- _THE TASK_:
Copy out the records below line for line, changing nothing, but leave out the pictures.

- _LISTING_:
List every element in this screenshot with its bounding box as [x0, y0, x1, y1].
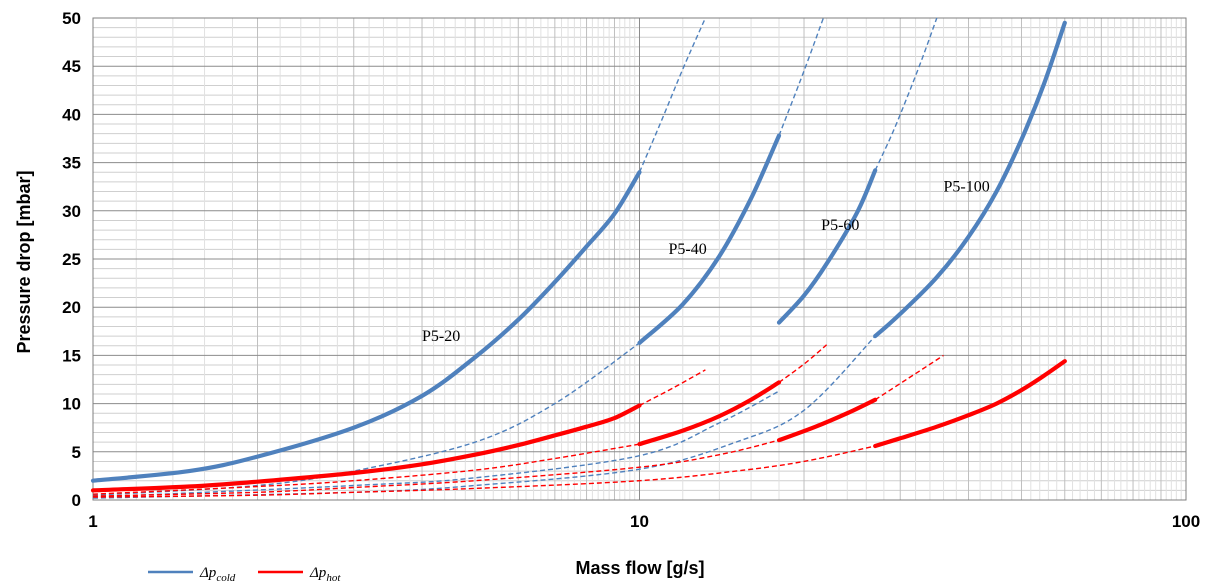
x-tick-label: 10 — [630, 512, 649, 531]
y-tick-label: 25 — [62, 250, 81, 269]
hot-dashed-series-line — [92, 443, 640, 495]
y-tick-label: 10 — [62, 395, 81, 414]
hot-solid-series-line — [776, 397, 878, 443]
y-tick-label: 40 — [62, 105, 81, 124]
legend: Δpcold Δphot — [148, 565, 341, 582]
cold-solid-series-line — [637, 133, 782, 345]
cold-dashed-series-line — [92, 342, 640, 496]
x-tick-label: 1 — [88, 512, 97, 531]
hot-solid-series-line — [873, 359, 1067, 449]
hot-dashed-series-line — [778, 344, 828, 383]
cold-solid-series-line — [873, 20, 1067, 339]
major-gridlines — [92, 17, 1187, 501]
hot-dashed-series-line — [874, 354, 944, 401]
curve-label: P5-20 — [422, 328, 460, 345]
y-tick-label: 20 — [62, 298, 81, 317]
cold-dashed-series-line — [874, 17, 938, 171]
hot-dashed-series-line — [92, 445, 876, 498]
cold-dashed-series-line — [778, 17, 825, 136]
y-tick-label: 30 — [62, 202, 81, 221]
y-tick-label: 15 — [62, 346, 81, 365]
y-tick-label: 50 — [62, 9, 81, 28]
x-axis-title: Mass flow [g/s] — [575, 558, 704, 578]
hot-dashed-series-line — [639, 369, 706, 407]
curve-label: P5-60 — [821, 217, 859, 234]
hot-dashed-series-line — [92, 439, 780, 497]
cold-dashed-series-line — [92, 390, 780, 498]
series-layer — [90, 17, 1067, 499]
hot-solid-series-line — [637, 380, 782, 447]
legend-cold-label: Δpcold — [199, 565, 236, 582]
hot-solid-series-line — [90, 403, 642, 493]
y-tick-label: 35 — [62, 154, 81, 173]
x-tick-label: 100 — [1172, 512, 1200, 531]
x-axis-tick-labels: 1 10 100 — [88, 512, 1200, 531]
y-tick-label: 5 — [72, 443, 81, 462]
cold-solid-series-line — [776, 168, 878, 325]
y-axis-tick-labels: 0 5 10 15 20 25 30 35 40 45 50 — [62, 9, 81, 510]
cold-dashed-series-line — [92, 335, 876, 499]
curve-labels: P5-20 P5-40 P5-60 P5-100 — [422, 179, 990, 345]
curve-label: P5-40 — [669, 241, 707, 258]
y-axis-title: Pressure drop [mbar] — [14, 170, 34, 353]
cold-dashed-series-line — [638, 17, 707, 173]
curve-label: P5-100 — [944, 179, 990, 196]
y-tick-label: 0 — [72, 491, 81, 510]
y-tick-label: 45 — [62, 57, 81, 76]
legend-hot-label: Δphot — [309, 565, 341, 582]
plot-area-frame — [92, 17, 1187, 501]
cold-solid-series-line — [90, 170, 642, 483]
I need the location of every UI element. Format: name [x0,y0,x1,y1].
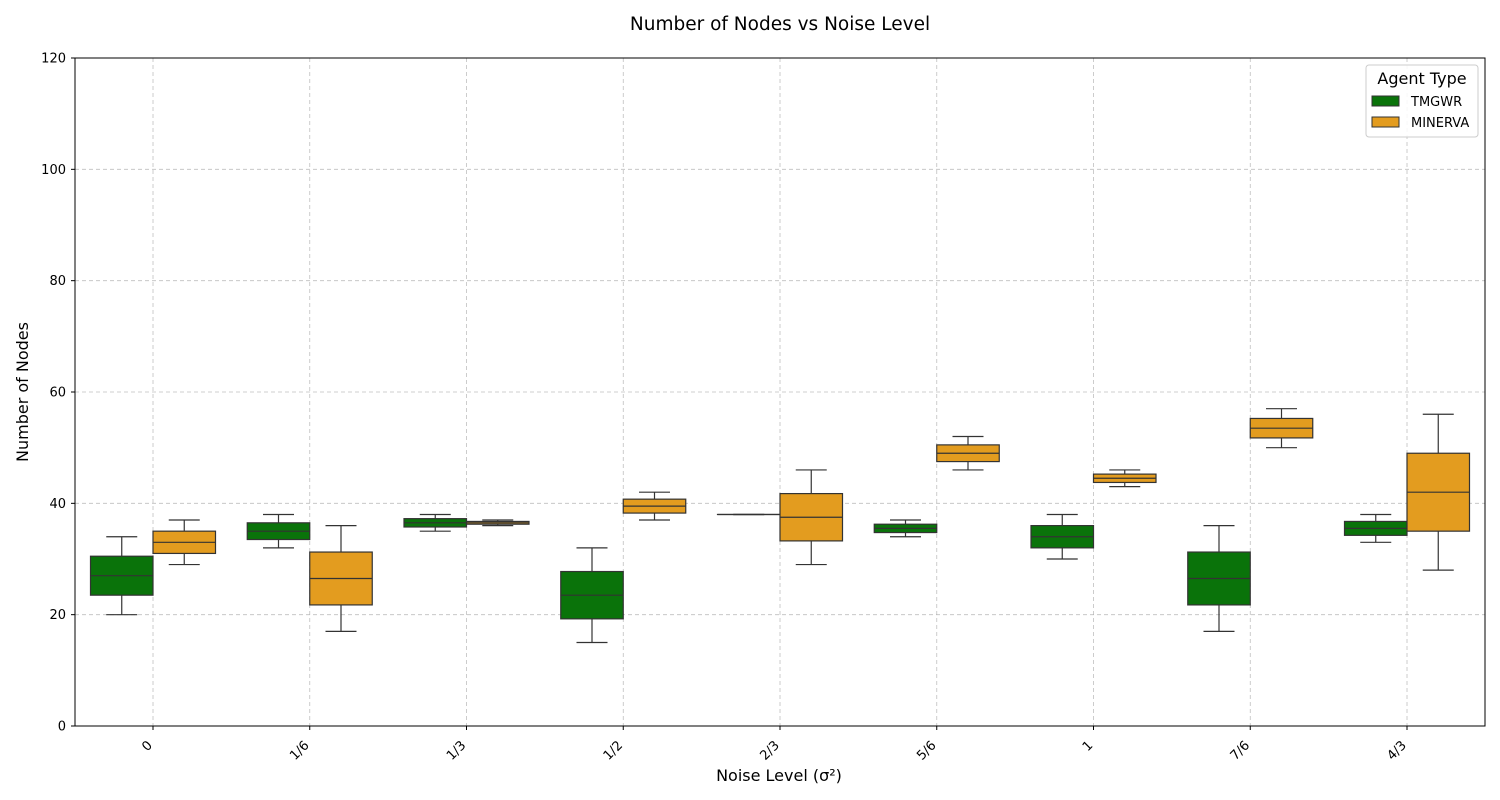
y-axis-title: Number of Nodes [13,322,32,462]
legend: Agent Type TMGWR MINERVA [1365,64,1479,138]
box-tmgwr-5 [873,519,938,538]
box-minerva-6 [1092,469,1157,488]
x-axis-title: Noise Level (σ²) [716,766,842,785]
box-tmgwr-3 [560,547,624,644]
box-minerva-2 [465,519,530,527]
box-tmgwr-7 [1187,524,1251,632]
box-minerva-0 [152,519,217,566]
y-tick-label: 60 [49,386,66,401]
legend-swatch-tmgwr [1371,95,1400,107]
box-minerva-8 [1406,413,1471,571]
box-tmgwr-2 [403,513,468,532]
box-minerva-3 [622,491,687,521]
y-tick-label: 100 [41,163,66,178]
y-tick-label: 80 [49,274,66,289]
y-tick-label: 120 [41,52,66,67]
y-tick-label: 40 [49,497,66,512]
box-minerva-7 [1249,408,1314,449]
legend-title: Agent Type [1377,69,1466,88]
legend-items: TMGWR MINERVA [1371,95,1469,131]
legend-label-tmgwr: TMGWR [1410,95,1462,110]
y-tick-label: 0 [58,720,66,735]
legend-label-minerva: MINERVA [1411,116,1469,131]
box-tmgwr-1 [246,513,311,549]
box-tmgwr-6 [1030,513,1095,560]
box-minerva-5 [936,435,1000,471]
legend-swatch-minerva [1371,116,1400,128]
y-axis-ticks: 0 20 40 60 80 100 120 [41,52,75,735]
chart-title: Number of Nodes vs Noise Level [630,14,930,35]
box-tmgwr-0 [89,536,154,616]
box-tmgwr-8 [1343,513,1408,543]
box-minerva-1 [309,524,373,632]
y-tick-label: 20 [49,608,66,623]
box-plots [89,408,1471,644]
box-minerva-4 [779,469,844,566]
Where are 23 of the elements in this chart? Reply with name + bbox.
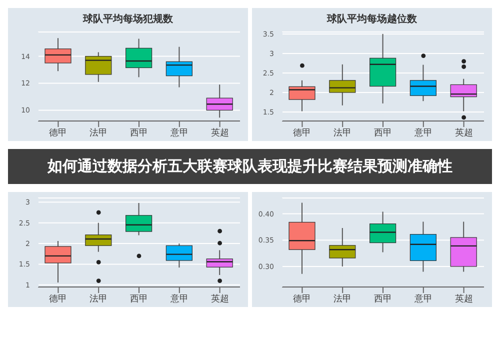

- _CORRECT ANSWER_:
List every element in this screenshot with its bounding box as [x0, y0, x1, y1].
x-tick-label: 10 — [630, 512, 649, 531]
y-tick-label: 25 — [62, 250, 81, 269]
hot-dashed-series-line — [92, 443, 640, 495]
y-tick-label: 10 — [62, 395, 81, 414]
hot-solid-series-line — [776, 397, 878, 443]
y-tick-label: 40 — [62, 105, 81, 124]
legend: Δpcold Δphot — [148, 565, 341, 582]
cold-solid-series-line — [637, 133, 782, 345]
cold-dashed-series-line — [92, 342, 640, 496]
x-tick-label: 1 — [88, 512, 97, 531]
hot-solid-series-line — [873, 359, 1067, 449]
hot-dashed-series-line — [778, 344, 828, 383]
cold-solid-series-line — [873, 20, 1067, 339]
major-gridlines — [92, 17, 1187, 501]
hot-dashed-series-line — [874, 354, 944, 401]
curve-label: P5-20 — [422, 328, 460, 345]
y-tick-label: 20 — [62, 298, 81, 317]
cold-dashed-series-line — [874, 17, 938, 171]
hot-dashed-series-line — [92, 445, 876, 498]
cold-dashed-series-line — [778, 17, 825, 136]
y-tick-label: 30 — [62, 202, 81, 221]
y-tick-label: 15 — [62, 346, 81, 365]
y-tick-label: 50 — [62, 9, 81, 28]
x-axis-title: Mass flow [g/s] — [575, 558, 704, 578]
hot-dashed-series-line — [639, 369, 706, 407]
curve-label: P5-60 — [821, 217, 859, 234]
hot-dashed-series-line — [92, 439, 780, 497]
cold-dashed-series-line — [92, 390, 780, 498]
series-layer — [90, 17, 1067, 499]
hot-solid-series-line — [637, 380, 782, 447]
legend-cold-label: Δpcold — [199, 565, 236, 582]
hot-solid-series-line — [90, 403, 642, 493]
y-tick-label: 35 — [62, 154, 81, 173]
x-tick-label: 100 — [1172, 512, 1200, 531]
x-axis-tick-labels: 1 10 100 — [88, 512, 1200, 531]
y-tick-label: 5 — [72, 443, 81, 462]
cold-solid-series-line — [776, 168, 878, 325]
y-axis-tick-labels: 0 5 10 15 20 25 30 35 40 45 50 — [62, 9, 81, 510]
cold-dashed-series-line — [92, 335, 876, 499]
curve-labels: P5-20 P5-40 P5-60 P5-100 — [422, 179, 990, 345]
curve-label: P5-40 — [669, 241, 707, 258]
y-axis-title: Pressure drop [mbar] — [14, 170, 34, 353]
cold-dashed-series-line — [638, 17, 707, 173]
curve-label: P5-100 — [944, 179, 990, 196]
y-tick-label: 0 — [72, 491, 81, 510]
y-tick-label: 45 — [62, 57, 81, 76]
legend-hot-label: Δphot — [309, 565, 341, 582]
plot-area-frame — [92, 17, 1187, 501]
cold-solid-series-line — [90, 170, 642, 483]
I need the location of every UI element. Format: name [x0,y0,x1,y1].
y-axis-title: Number of Nodes [13,322,32,462]
legend: Agent Type TMGWR MINERVA [1365,64,1479,138]
box-tmgwr-5 [873,519,938,538]
box-minerva-6 [1092,469,1157,488]
x-axis-title: Noise Level (σ²) [716,766,842,785]
box-tmgwr-3 [560,547,624,644]
box-minerva-2 [465,519,530,527]
box-tmgwr-7 [1187,524,1251,632]
box-minerva-0 [152,519,217,566]
y-tick-label: 60 [49,386,66,401]
legend-swatch-tmgwr [1371,95,1400,107]
box-minerva-8 [1406,413,1471,571]
box-tmgwr-2 [403,513,468,532]
box-minerva-3 [622,491,687,521]
y-tick-label: 100 [41,163,66,178]
y-tick-label: 80 [49,274,66,289]
y-tick-label: 120 [41,52,66,67]
y-tick-label: 40 [49,497,66,512]
box-minerva-7 [1249,408,1314,449]
legend-title: Agent Type [1377,69,1466,88]
legend-items: TMGWR MINERVA [1371,95,1469,131]
legend-label-tmgwr: TMGWR [1410,95,1462,110]
y-tick-label: 0 [58,720,66,735]
legend-label-minerva: MINERVA [1411,116,1469,131]
box-tmgwr-1 [246,513,311,549]
box-tmgwr-6 [1030,513,1095,560]
box-minerva-5 [936,435,1000,471]
legend-swatch-minerva [1371,116,1400,128]
y-axis-ticks: 0 20 40 60 80 100 120 [41,52,75,735]
chart-title: Number of Nodes vs Noise Level [630,14,930,35]
box-tmgwr-0 [89,536,154,616]
box-tmgwr-8 [1343,513,1408,543]
box-minerva-1 [309,524,373,632]
y-tick-label: 20 [49,608,66,623]
box-plots [89,408,1471,644]
box-minerva-4 [779,469,844,566]
Where are 23 of the elements in this chart? Reply with name + bbox.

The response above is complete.